▶ [DIRECTION]
How many lines of these entries hold the string "JSON"? Reply with the number alone.

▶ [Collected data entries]
>>>

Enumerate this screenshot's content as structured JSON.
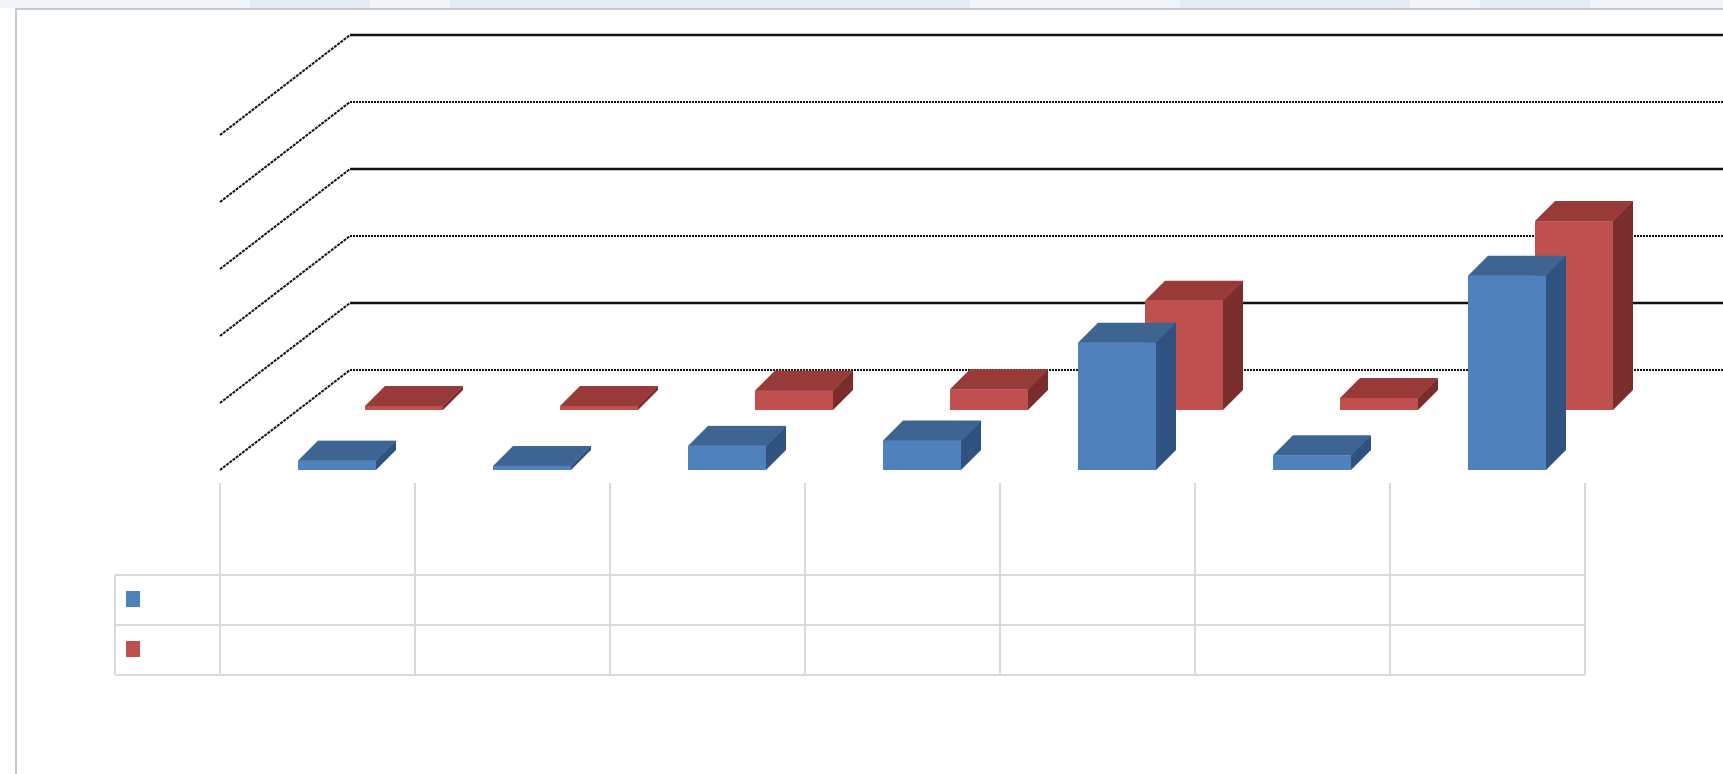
{
  "chart_data": {
    "type": "bar",
    "title": "",
    "xlabel": "",
    "ylabel": "",
    "categories": [
      "",
      "",
      "",
      "",
      "",
      "",
      ""
    ],
    "series": [
      {
        "values": [
          0.14,
          0.05,
          0.36,
          0.44,
          1.9,
          0.22,
          2.9
        ]
      },
      {
        "values": [
          0.06,
          0.01,
          0.29,
          0.31,
          1.63,
          0.18,
          2.82
        ]
      }
    ],
    "ylim": [
      0,
      5
    ],
    "grid": true,
    "legend": "data-table",
    "table_rows": [
      {
        "cells": [
          "",
          "",
          "",
          "",
          "",
          "",
          ""
        ]
      },
      {
        "cells": [
          "",
          "",
          "",
          "",
          "",
          "",
          ""
        ]
      }
    ],
    "colors": {
      "series1_front": "#4f81bd",
      "series1_top": "#3e6592",
      "series1_side": "#2f5280",
      "series2_front": "#c0504d",
      "series2_top": "#973a38",
      "series2_side": "#7a2d2b"
    }
  }
}
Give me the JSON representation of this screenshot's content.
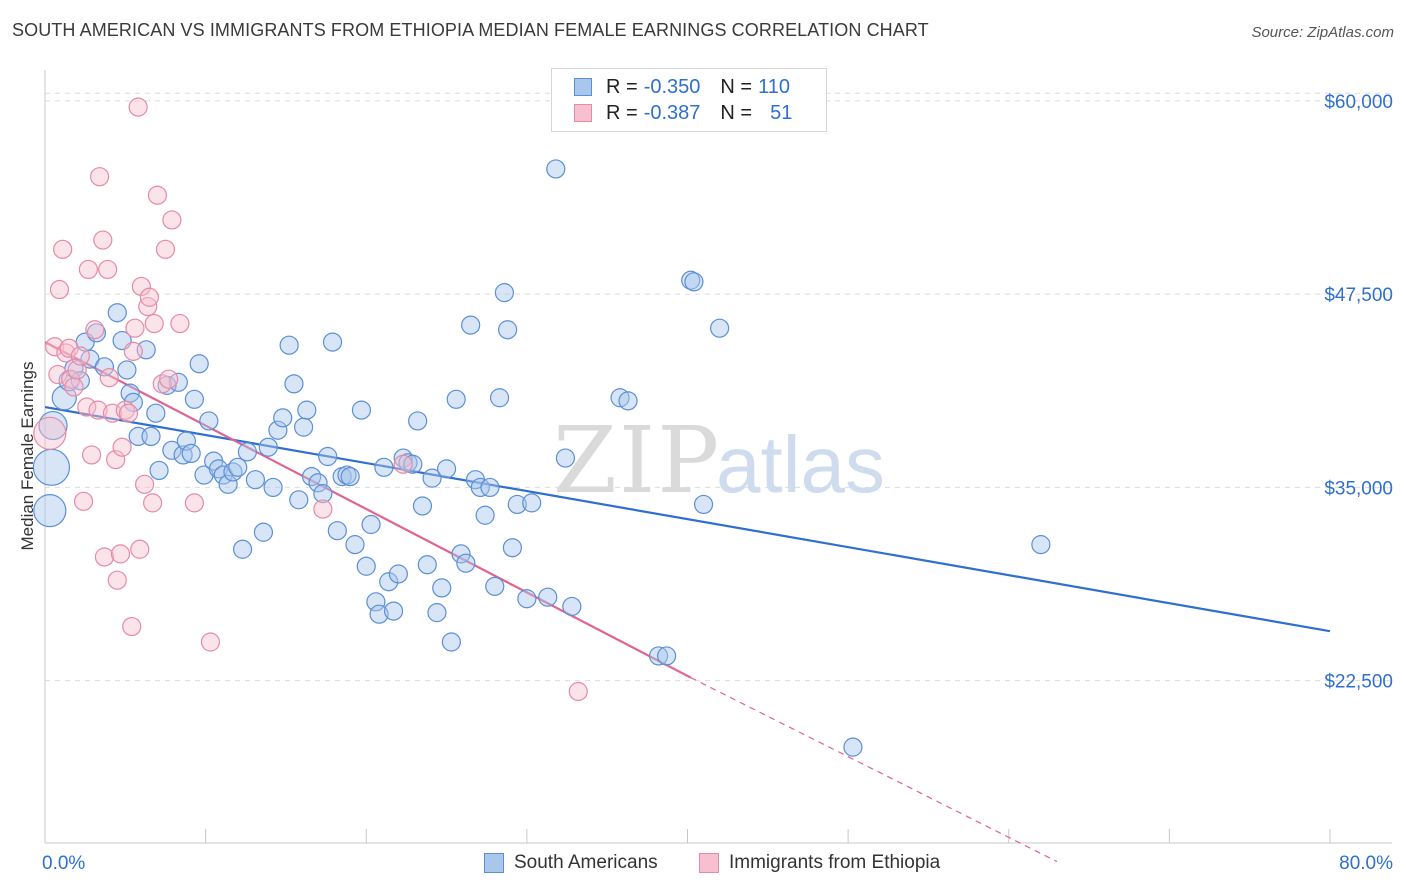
{
  "header": {
    "title": "SOUTH AMERICAN VS IMMIGRANTS FROM ETHIOPIA MEDIAN FEMALE EARNINGS CORRELATION CHART",
    "source": "Source: ZipAtlas.com"
  },
  "watermark": {
    "part1": "ZIP",
    "part2": "atlas"
  },
  "colors": {
    "blue_fill": "#a9c6ec",
    "blue_stroke": "#5b8fd6",
    "blue_line": "#2f6fd0",
    "pink_fill": "#f6c0d1",
    "pink_stroke": "#e68aa7",
    "pink_line": "#e0648f",
    "axis_text": "#2f6fd0",
    "grid": "#dcdcdc"
  },
  "legend": {
    "r_label": "R =",
    "n_label": "N =",
    "rows": [
      {
        "name": "South Americans",
        "r": "-0.350",
        "n": "110",
        "color": "blue"
      },
      {
        "name": "Immigrants from Ethiopia",
        "r": "-0.387",
        "n": "51",
        "color": "pink"
      }
    ]
  },
  "chart_data": {
    "type": "scatter",
    "title": "SOUTH AMERICAN VS IMMIGRANTS FROM ETHIOPIA MEDIAN FEMALE EARNINGS CORRELATION CHART",
    "xlabel": "",
    "ylabel": "Median Female Earnings",
    "xlim": [
      0,
      80
    ],
    "ylim": [
      12000,
      62000
    ],
    "x_tick_labels": [
      "0.0%",
      "80.0%"
    ],
    "y_ticks": [
      22500,
      35000,
      47500,
      60000
    ],
    "y_tick_labels": [
      "$22,500",
      "$35,000",
      "$47,500",
      "$60,000"
    ],
    "grid": true,
    "series": [
      {
        "name": "South Americans",
        "color": "blue",
        "trend": {
          "x0": 0,
          "y0": 40200,
          "x1": 80,
          "y1": 25700,
          "dashed_to": null
        },
        "points": [
          [
            0.3,
            33500,
            16
          ],
          [
            0.4,
            36300,
            18
          ],
          [
            0.5,
            39000,
            14
          ],
          [
            1.2,
            40800,
            12
          ],
          [
            1.5,
            41900,
            10
          ],
          [
            1.8,
            42700,
            9
          ],
          [
            2.2,
            41900,
            9
          ],
          [
            2.5,
            44400,
            9
          ],
          [
            2.8,
            43300,
            9
          ],
          [
            3.2,
            45000,
            9
          ],
          [
            3.7,
            42800,
            9
          ],
          [
            4.5,
            46300,
            9
          ],
          [
            4.8,
            44500,
            9
          ],
          [
            5.1,
            42600,
            9
          ],
          [
            5.3,
            41100,
            9
          ],
          [
            5.5,
            40500,
            9
          ],
          [
            5.8,
            38300,
            9
          ],
          [
            6.3,
            43900,
            9
          ],
          [
            6.6,
            38300,
            9
          ],
          [
            6.9,
            39800,
            9
          ],
          [
            7.1,
            36100,
            9
          ],
          [
            7.6,
            41600,
            9
          ],
          [
            7.9,
            37400,
            9
          ],
          [
            8.3,
            41800,
            9
          ],
          [
            8.6,
            37100,
            9
          ],
          [
            8.8,
            38000,
            9
          ],
          [
            9.1,
            37200,
            9
          ],
          [
            9.3,
            40700,
            9
          ],
          [
            9.6,
            43000,
            9
          ],
          [
            9.9,
            35800,
            9
          ],
          [
            10.2,
            39300,
            9
          ],
          [
            10.5,
            36700,
            9
          ],
          [
            10.8,
            36200,
            9
          ],
          [
            11.1,
            35800,
            9
          ],
          [
            11.4,
            35200,
            9
          ],
          [
            11.7,
            36000,
            9
          ],
          [
            12.0,
            36300,
            9
          ],
          [
            12.3,
            31000,
            9
          ],
          [
            12.6,
            37300,
            9
          ],
          [
            13.1,
            35500,
            9
          ],
          [
            13.6,
            32100,
            9
          ],
          [
            13.9,
            37600,
            9
          ],
          [
            14.2,
            35000,
            9
          ],
          [
            14.5,
            38700,
            9
          ],
          [
            14.8,
            39500,
            9
          ],
          [
            15.2,
            44200,
            9
          ],
          [
            15.5,
            41700,
            9
          ],
          [
            15.8,
            34200,
            9
          ],
          [
            16.1,
            38900,
            9
          ],
          [
            16.3,
            40000,
            9
          ],
          [
            16.6,
            35700,
            9
          ],
          [
            17.0,
            35300,
            9
          ],
          [
            17.3,
            34600,
            9
          ],
          [
            17.6,
            37000,
            9
          ],
          [
            17.9,
            44400,
            9
          ],
          [
            18.2,
            32200,
            9
          ],
          [
            18.5,
            35700,
            9
          ],
          [
            18.8,
            35800,
            9
          ],
          [
            19.0,
            35700,
            9
          ],
          [
            19.3,
            31300,
            9
          ],
          [
            19.7,
            40000,
            9
          ],
          [
            20.0,
            29900,
            9
          ],
          [
            20.3,
            32600,
            9
          ],
          [
            20.6,
            27600,
            9
          ],
          [
            20.8,
            26800,
            9
          ],
          [
            21.1,
            36300,
            9
          ],
          [
            21.4,
            28900,
            9
          ],
          [
            21.7,
            27000,
            9
          ],
          [
            22.0,
            29400,
            9
          ],
          [
            22.3,
            36900,
            9
          ],
          [
            22.6,
            36600,
            9
          ],
          [
            22.9,
            36500,
            9
          ],
          [
            23.2,
            39300,
            9
          ],
          [
            23.5,
            33800,
            9
          ],
          [
            23.8,
            30000,
            9
          ],
          [
            24.1,
            35600,
            9
          ],
          [
            24.4,
            26900,
            9
          ],
          [
            24.7,
            28500,
            9
          ],
          [
            25.0,
            36200,
            9
          ],
          [
            25.3,
            25000,
            9
          ],
          [
            25.6,
            40700,
            9
          ],
          [
            25.9,
            30700,
            9
          ],
          [
            26.2,
            30100,
            9
          ],
          [
            26.5,
            45500,
            9
          ],
          [
            26.8,
            35500,
            9
          ],
          [
            27.1,
            35000,
            9
          ],
          [
            27.4,
            33200,
            9
          ],
          [
            27.7,
            35000,
            9
          ],
          [
            28.0,
            28600,
            9
          ],
          [
            28.3,
            40800,
            9
          ],
          [
            28.6,
            47600,
            9
          ],
          [
            28.8,
            45200,
            9
          ],
          [
            29.1,
            31100,
            9
          ],
          [
            29.4,
            33900,
            9
          ],
          [
            30.0,
            27800,
            9
          ],
          [
            30.3,
            34000,
            9
          ],
          [
            31.3,
            27900,
            9
          ],
          [
            31.8,
            55600,
            9
          ],
          [
            32.4,
            36900,
            9
          ],
          [
            32.8,
            27300,
            9
          ],
          [
            35.8,
            40800,
            9
          ],
          [
            36.3,
            40600,
            9
          ],
          [
            38.2,
            24100,
            9
          ],
          [
            38.7,
            24100,
            9
          ],
          [
            40.2,
            48400,
            9
          ],
          [
            40.4,
            48300,
            9
          ],
          [
            41.0,
            33900,
            9
          ],
          [
            42.0,
            45300,
            9
          ],
          [
            62.0,
            31300,
            9
          ],
          [
            50.3,
            18200,
            9
          ]
        ]
      },
      {
        "name": "Immigrants from Ethiopia",
        "color": "pink",
        "trend": {
          "x0": 0,
          "y0": 44400,
          "x1": 40.2,
          "y1": 22700,
          "dashed_to": [
            63.0,
            10800
          ]
        },
        "points": [
          [
            0.3,
            38500,
            16
          ],
          [
            0.6,
            44100,
            9
          ],
          [
            0.8,
            42300,
            9
          ],
          [
            0.9,
            47800,
            9
          ],
          [
            1.1,
            50400,
            9
          ],
          [
            1.3,
            43700,
            9
          ],
          [
            1.5,
            44000,
            9
          ],
          [
            1.6,
            42000,
            9
          ],
          [
            1.8,
            41500,
            9
          ],
          [
            2.0,
            42600,
            9
          ],
          [
            2.2,
            43500,
            9
          ],
          [
            2.4,
            34100,
            9
          ],
          [
            2.6,
            40200,
            9
          ],
          [
            2.7,
            49100,
            9
          ],
          [
            2.9,
            37100,
            9
          ],
          [
            3.1,
            45200,
            9
          ],
          [
            3.3,
            40000,
            9
          ],
          [
            3.4,
            55100,
            9
          ],
          [
            3.6,
            51000,
            9
          ],
          [
            3.7,
            30500,
            9
          ],
          [
            3.9,
            49100,
            9
          ],
          [
            4.0,
            42100,
            9
          ],
          [
            4.2,
            39800,
            9
          ],
          [
            4.4,
            36800,
            9
          ],
          [
            4.5,
            29000,
            9
          ],
          [
            4.7,
            30700,
            9
          ],
          [
            4.8,
            37600,
            9
          ],
          [
            5.0,
            40000,
            9
          ],
          [
            5.2,
            39800,
            9
          ],
          [
            5.4,
            26000,
            9
          ],
          [
            5.5,
            43800,
            9
          ],
          [
            5.6,
            45300,
            9
          ],
          [
            5.8,
            59600,
            9
          ],
          [
            5.9,
            31000,
            9
          ],
          [
            6.0,
            48000,
            9
          ],
          [
            6.2,
            35200,
            9
          ],
          [
            6.4,
            46700,
            9
          ],
          [
            6.5,
            47300,
            9
          ],
          [
            6.7,
            34000,
            9
          ],
          [
            6.8,
            45600,
            9
          ],
          [
            7.0,
            53900,
            9
          ],
          [
            7.3,
            41700,
            9
          ],
          [
            7.5,
            50400,
            9
          ],
          [
            7.7,
            42000,
            9
          ],
          [
            7.9,
            52300,
            9
          ],
          [
            8.4,
            45600,
            9
          ],
          [
            9.3,
            34000,
            9
          ],
          [
            10.3,
            25000,
            9
          ],
          [
            17.3,
            33600,
            9
          ],
          [
            22.3,
            36500,
            9
          ],
          [
            33.2,
            21800,
            9
          ]
        ]
      }
    ]
  }
}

<<<

▶ [SOLUTION FOR THIS EXERCISE]
2